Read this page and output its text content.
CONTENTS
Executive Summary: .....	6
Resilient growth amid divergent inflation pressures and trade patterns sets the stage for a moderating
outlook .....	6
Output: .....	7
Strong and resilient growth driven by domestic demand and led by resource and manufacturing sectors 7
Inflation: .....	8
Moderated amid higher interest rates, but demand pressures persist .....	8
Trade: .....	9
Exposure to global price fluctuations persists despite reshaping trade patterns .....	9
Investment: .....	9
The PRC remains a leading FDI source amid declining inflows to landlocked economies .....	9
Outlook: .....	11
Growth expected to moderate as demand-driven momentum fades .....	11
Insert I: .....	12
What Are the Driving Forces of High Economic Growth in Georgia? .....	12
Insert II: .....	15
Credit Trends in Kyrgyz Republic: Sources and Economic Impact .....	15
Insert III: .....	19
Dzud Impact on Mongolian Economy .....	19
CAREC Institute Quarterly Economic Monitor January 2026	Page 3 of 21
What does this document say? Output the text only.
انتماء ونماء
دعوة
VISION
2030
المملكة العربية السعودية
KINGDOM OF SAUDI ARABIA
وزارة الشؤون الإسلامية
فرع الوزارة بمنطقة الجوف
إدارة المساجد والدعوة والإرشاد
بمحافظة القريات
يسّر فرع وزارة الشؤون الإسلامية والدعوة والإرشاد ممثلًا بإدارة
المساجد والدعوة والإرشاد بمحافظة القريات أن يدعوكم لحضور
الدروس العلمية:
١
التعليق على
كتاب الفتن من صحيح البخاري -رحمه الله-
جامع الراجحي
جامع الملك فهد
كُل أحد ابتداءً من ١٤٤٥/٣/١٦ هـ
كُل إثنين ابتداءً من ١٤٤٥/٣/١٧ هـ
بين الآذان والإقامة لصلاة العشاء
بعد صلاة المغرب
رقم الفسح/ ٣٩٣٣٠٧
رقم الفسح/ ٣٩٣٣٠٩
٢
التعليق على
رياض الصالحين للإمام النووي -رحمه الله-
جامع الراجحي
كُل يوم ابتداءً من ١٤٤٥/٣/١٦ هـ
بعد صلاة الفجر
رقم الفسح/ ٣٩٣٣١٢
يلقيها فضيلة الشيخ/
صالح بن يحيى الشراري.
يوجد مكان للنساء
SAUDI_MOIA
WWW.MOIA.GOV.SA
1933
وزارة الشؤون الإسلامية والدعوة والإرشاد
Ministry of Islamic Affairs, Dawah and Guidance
==========
*Exercise task*. Go through the records and show every line with the string "Economic" in it.

*Reply to the task*.
What Are the Driving Forces of High Economic Growth in Georgia? .....	12
Credit Trends in Kyrgyz Republic: Sources and Economic Impact .....	15
CAREC Institute Quarterly Economic Monitor January 2026	Page 3 of 21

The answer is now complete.